**DO THIS:**
Pull out every line below that contains the word "TradingView".

**RECORDS SHOWN:**
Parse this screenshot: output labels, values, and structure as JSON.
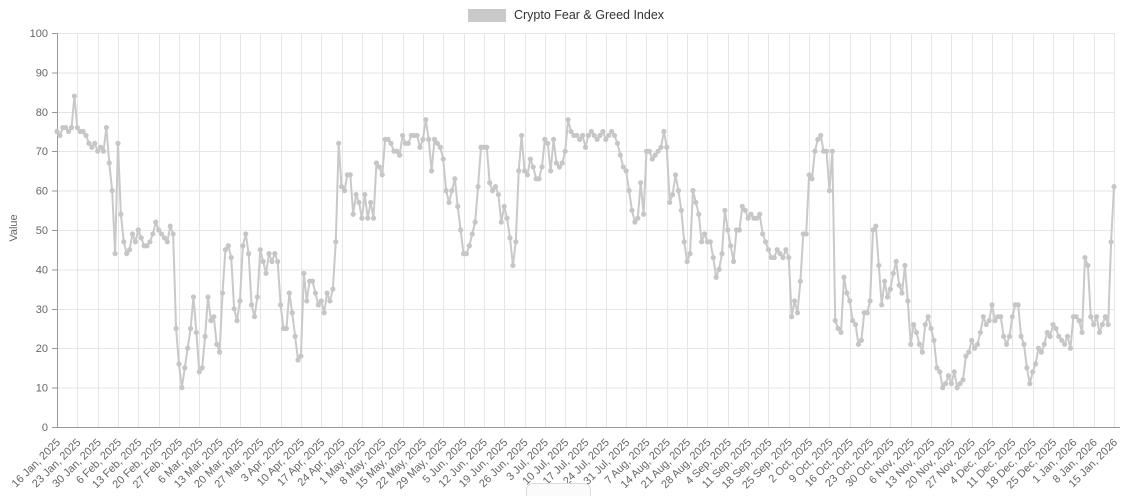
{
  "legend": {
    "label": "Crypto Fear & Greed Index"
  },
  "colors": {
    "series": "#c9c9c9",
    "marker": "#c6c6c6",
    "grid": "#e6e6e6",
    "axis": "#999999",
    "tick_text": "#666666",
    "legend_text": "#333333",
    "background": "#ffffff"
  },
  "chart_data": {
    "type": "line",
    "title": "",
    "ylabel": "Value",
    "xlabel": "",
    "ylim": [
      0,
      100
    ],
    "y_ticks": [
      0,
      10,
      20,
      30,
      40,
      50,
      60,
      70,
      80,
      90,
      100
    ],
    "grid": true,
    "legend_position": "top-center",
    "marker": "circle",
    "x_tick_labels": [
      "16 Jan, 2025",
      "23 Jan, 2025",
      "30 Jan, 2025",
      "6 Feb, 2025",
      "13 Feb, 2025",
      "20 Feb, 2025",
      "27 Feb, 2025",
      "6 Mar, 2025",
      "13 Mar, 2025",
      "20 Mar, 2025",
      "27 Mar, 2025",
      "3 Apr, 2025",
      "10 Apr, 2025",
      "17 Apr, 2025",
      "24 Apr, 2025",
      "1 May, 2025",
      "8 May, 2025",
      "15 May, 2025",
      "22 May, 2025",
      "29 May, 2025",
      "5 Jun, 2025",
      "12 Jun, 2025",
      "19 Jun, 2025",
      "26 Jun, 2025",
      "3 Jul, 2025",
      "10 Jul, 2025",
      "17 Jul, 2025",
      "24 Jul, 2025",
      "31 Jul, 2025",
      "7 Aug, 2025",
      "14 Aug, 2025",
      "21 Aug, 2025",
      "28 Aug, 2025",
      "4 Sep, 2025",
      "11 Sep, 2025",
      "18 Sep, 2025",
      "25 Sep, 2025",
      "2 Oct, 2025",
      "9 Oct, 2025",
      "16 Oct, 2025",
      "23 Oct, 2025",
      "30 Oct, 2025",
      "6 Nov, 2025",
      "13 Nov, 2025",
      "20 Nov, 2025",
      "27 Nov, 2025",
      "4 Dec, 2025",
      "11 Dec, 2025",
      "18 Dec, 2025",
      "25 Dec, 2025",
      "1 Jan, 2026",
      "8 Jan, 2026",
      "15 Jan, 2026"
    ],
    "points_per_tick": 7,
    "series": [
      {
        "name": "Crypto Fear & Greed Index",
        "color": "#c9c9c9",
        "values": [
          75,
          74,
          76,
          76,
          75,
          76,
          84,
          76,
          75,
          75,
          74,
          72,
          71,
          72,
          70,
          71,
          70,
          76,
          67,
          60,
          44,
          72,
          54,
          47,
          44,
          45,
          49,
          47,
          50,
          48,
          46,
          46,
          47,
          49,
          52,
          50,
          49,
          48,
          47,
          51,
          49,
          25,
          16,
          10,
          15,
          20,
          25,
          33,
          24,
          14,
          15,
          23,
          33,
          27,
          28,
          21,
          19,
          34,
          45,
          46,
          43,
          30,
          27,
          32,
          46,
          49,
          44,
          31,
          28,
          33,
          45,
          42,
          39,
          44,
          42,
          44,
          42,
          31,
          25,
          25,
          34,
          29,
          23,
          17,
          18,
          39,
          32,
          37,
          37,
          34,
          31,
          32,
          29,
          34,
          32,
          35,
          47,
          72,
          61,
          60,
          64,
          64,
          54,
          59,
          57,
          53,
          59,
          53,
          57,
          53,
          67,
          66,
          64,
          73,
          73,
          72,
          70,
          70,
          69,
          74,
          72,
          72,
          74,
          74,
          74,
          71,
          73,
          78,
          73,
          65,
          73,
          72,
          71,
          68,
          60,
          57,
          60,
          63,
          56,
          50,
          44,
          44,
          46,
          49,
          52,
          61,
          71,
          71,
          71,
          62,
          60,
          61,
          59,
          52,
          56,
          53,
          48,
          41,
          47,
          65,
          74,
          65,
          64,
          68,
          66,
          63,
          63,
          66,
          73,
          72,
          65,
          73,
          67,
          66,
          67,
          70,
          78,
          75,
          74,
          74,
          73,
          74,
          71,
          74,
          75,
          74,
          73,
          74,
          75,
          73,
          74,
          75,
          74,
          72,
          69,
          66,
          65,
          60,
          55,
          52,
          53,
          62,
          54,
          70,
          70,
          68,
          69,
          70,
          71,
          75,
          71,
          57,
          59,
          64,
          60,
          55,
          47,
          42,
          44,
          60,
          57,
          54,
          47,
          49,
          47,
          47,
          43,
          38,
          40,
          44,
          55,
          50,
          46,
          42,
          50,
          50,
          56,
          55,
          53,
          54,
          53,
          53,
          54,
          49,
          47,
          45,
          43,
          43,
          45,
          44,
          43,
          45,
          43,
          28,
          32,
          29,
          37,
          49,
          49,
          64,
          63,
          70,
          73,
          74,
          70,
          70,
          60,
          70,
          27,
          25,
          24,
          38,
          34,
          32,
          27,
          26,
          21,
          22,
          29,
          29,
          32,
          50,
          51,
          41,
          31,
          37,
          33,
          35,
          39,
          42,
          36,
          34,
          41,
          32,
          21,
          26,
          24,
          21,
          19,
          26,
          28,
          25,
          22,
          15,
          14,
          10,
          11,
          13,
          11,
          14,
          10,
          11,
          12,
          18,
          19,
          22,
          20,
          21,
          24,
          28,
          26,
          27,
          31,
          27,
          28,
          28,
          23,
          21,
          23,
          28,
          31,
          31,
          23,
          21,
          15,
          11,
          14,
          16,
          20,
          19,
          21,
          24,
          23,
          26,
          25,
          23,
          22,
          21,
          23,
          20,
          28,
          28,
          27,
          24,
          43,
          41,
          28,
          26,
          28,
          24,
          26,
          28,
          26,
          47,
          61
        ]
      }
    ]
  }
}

==

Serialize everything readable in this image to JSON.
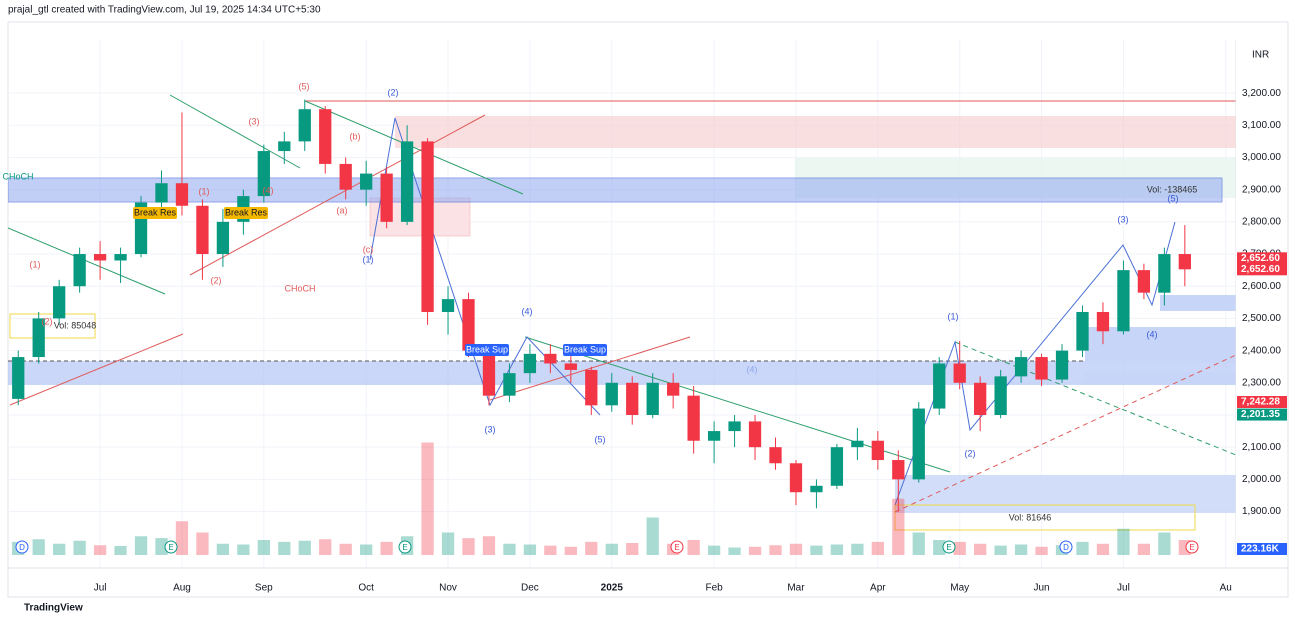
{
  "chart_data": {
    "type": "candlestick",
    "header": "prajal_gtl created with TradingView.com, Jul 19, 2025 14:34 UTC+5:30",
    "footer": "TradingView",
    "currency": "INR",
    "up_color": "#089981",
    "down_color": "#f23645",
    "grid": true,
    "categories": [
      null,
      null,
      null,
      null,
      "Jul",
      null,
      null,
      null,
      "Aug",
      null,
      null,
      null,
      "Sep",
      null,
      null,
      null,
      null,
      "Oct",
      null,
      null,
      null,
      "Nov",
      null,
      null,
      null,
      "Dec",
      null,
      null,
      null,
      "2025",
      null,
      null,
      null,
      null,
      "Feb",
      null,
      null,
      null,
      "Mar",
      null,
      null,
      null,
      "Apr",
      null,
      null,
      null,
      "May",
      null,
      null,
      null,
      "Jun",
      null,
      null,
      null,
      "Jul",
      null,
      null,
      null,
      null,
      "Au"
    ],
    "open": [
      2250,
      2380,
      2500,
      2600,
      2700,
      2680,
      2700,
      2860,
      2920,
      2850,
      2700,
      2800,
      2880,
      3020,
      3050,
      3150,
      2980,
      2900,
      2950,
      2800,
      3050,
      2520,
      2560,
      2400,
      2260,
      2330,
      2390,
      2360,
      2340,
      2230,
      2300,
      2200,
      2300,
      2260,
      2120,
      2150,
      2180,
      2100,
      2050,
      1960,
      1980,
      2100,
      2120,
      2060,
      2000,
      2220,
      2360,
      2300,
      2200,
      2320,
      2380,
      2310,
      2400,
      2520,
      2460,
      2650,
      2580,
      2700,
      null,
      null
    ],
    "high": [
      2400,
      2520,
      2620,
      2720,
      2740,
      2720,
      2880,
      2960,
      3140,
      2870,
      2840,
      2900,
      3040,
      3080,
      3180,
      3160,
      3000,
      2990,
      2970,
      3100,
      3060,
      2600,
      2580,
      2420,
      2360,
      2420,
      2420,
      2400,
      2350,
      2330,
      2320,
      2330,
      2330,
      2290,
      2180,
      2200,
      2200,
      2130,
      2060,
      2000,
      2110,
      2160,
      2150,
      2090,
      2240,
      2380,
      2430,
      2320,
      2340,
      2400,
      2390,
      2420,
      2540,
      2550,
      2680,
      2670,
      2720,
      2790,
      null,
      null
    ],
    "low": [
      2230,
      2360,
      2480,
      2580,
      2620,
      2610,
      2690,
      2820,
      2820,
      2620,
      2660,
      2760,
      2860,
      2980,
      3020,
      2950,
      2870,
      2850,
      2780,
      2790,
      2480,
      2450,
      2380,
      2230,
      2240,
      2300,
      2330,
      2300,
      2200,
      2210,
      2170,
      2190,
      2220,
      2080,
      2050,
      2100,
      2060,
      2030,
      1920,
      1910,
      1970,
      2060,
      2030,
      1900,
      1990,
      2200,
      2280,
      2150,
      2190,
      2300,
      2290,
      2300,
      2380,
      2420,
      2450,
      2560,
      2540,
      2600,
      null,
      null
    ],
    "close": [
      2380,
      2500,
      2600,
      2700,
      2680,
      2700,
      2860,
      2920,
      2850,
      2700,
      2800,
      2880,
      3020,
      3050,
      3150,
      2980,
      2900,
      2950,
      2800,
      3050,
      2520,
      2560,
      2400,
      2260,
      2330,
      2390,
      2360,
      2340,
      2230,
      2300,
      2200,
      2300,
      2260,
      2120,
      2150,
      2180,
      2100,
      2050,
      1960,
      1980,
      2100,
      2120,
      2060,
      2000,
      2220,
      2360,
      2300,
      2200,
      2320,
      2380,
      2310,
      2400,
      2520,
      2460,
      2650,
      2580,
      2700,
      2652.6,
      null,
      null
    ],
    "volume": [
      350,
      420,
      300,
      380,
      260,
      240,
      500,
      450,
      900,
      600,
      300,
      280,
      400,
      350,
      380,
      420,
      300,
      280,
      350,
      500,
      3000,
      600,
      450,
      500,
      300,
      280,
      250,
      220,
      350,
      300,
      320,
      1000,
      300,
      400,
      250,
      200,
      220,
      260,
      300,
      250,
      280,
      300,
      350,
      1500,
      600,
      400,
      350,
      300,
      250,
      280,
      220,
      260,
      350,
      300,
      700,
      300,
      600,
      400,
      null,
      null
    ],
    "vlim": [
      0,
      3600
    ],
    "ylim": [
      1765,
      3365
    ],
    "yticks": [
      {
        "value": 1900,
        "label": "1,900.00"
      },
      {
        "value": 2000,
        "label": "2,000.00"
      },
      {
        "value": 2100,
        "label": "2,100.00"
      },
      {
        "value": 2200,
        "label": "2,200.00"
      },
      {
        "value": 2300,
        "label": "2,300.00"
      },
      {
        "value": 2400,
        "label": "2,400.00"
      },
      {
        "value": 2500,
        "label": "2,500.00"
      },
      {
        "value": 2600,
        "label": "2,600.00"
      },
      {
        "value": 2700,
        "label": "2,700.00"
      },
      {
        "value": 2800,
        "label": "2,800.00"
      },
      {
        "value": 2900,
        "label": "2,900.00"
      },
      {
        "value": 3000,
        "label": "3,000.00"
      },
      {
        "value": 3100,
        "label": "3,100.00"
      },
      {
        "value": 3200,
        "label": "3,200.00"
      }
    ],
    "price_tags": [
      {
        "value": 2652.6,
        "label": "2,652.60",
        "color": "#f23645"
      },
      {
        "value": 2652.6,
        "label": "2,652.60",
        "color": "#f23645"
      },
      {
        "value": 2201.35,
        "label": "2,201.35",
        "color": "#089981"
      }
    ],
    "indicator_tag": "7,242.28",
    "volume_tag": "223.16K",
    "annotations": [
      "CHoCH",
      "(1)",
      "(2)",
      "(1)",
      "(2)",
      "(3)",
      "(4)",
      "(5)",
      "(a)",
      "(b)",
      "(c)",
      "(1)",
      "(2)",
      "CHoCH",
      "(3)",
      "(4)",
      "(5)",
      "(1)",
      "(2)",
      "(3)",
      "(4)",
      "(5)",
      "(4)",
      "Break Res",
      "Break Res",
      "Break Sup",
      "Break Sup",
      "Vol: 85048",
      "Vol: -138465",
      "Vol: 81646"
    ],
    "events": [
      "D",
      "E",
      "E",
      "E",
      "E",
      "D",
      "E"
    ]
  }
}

* * *

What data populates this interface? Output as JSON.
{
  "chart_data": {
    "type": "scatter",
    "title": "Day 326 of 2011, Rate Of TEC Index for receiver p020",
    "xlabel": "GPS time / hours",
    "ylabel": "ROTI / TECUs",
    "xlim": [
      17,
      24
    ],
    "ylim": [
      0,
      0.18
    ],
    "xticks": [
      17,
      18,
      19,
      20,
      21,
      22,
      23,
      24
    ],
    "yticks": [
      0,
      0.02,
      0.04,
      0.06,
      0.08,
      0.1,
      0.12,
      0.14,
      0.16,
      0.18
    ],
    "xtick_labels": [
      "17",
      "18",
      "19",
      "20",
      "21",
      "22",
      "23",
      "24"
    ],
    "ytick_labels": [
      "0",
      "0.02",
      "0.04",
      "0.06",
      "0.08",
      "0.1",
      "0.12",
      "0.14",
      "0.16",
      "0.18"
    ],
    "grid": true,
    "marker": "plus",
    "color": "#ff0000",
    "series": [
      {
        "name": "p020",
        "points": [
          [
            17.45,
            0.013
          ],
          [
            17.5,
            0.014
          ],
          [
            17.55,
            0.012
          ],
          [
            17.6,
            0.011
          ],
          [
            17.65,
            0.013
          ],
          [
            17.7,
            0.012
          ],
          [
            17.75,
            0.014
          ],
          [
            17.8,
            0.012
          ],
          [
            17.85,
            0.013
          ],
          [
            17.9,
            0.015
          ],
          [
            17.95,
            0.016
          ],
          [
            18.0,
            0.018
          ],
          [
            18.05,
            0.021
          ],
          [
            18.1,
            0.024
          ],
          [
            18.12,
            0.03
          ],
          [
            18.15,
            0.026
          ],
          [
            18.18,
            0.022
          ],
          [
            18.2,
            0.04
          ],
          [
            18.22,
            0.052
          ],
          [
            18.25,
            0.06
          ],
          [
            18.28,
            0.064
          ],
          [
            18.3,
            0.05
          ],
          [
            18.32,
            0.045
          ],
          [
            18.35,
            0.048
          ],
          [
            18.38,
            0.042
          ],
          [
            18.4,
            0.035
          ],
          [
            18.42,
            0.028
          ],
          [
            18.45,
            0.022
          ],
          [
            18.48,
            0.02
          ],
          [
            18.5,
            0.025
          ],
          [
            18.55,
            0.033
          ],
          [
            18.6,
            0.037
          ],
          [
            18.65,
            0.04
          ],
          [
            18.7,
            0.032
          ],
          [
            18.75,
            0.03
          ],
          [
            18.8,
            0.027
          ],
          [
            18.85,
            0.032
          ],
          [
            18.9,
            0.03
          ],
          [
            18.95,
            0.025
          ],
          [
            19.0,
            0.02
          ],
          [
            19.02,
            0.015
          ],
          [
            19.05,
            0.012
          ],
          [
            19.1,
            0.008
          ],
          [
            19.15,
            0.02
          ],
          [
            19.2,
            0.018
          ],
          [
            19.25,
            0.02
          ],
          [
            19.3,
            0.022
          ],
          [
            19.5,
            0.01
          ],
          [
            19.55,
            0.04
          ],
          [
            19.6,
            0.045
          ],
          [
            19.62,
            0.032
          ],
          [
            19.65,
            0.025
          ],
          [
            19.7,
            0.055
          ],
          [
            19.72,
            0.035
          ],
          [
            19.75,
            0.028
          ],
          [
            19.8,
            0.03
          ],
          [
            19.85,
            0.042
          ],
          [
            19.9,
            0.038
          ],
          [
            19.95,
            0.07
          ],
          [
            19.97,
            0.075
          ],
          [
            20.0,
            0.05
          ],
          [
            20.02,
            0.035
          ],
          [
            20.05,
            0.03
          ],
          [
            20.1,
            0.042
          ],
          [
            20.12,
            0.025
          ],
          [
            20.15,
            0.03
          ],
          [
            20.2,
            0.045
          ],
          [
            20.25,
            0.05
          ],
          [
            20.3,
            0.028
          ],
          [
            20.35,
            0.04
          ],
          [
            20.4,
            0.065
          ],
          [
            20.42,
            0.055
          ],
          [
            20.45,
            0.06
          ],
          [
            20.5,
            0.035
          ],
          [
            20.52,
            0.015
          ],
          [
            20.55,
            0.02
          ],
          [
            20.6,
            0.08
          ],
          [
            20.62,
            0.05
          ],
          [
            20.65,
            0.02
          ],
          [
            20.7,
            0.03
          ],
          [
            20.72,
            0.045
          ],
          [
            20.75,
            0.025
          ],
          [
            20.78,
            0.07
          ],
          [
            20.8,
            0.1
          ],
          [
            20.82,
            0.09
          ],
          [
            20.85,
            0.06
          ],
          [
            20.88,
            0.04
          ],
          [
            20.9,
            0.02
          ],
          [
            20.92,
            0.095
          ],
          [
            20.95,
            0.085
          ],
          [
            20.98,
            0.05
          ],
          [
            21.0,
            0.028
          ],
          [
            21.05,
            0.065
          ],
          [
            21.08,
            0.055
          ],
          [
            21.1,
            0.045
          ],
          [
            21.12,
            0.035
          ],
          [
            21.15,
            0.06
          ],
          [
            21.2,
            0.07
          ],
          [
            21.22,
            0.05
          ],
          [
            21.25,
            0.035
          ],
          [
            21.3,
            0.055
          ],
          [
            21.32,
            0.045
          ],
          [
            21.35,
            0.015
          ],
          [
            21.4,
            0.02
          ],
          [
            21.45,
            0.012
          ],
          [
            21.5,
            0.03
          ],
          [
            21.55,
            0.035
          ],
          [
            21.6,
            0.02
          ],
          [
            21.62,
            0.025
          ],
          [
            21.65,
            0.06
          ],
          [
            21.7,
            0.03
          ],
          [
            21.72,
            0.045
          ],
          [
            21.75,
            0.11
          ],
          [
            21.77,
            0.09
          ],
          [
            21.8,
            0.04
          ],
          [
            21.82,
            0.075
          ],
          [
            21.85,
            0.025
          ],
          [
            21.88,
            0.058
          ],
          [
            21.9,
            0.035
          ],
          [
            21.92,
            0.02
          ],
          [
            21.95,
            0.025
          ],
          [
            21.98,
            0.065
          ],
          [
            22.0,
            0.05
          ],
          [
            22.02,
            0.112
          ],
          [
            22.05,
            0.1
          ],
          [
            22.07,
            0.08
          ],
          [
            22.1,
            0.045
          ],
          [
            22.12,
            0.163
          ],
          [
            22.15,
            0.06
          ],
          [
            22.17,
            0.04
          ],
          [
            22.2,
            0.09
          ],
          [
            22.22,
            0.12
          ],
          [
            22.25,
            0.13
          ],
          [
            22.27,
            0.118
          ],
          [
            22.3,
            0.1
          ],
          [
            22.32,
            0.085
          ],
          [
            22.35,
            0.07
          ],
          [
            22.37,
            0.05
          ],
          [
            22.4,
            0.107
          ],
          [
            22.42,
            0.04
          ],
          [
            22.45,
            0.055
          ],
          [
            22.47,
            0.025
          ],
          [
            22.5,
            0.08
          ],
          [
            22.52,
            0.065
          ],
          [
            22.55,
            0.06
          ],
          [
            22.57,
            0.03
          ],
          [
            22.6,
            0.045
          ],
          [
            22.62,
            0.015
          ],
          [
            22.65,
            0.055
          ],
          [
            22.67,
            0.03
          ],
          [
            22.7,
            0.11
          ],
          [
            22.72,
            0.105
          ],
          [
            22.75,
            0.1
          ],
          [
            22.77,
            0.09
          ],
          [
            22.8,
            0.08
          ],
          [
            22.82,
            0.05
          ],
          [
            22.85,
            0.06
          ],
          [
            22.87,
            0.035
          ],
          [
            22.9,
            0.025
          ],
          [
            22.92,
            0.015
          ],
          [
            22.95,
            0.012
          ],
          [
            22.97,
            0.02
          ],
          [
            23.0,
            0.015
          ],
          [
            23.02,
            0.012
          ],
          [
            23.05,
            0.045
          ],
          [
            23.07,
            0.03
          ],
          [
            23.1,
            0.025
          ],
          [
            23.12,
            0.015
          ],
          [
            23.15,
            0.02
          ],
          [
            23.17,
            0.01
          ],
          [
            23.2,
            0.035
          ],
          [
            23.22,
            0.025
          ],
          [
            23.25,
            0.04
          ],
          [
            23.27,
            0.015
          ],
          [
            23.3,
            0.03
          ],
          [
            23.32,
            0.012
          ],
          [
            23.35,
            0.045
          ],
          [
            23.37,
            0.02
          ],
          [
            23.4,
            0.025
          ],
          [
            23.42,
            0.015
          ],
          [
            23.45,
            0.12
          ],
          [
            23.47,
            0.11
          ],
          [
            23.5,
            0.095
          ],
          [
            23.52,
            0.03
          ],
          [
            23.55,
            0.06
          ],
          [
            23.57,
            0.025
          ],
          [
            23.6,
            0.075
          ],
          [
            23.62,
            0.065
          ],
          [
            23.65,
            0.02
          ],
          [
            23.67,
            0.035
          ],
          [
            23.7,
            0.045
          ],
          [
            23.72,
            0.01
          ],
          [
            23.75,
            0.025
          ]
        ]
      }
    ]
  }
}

**OUTPUT OF THE TASK:**
    "header": "prajal_gtl created with TradingView.com, Jul 19, 2025 14:34 UTC+5:30",
    "footer": "TradingView",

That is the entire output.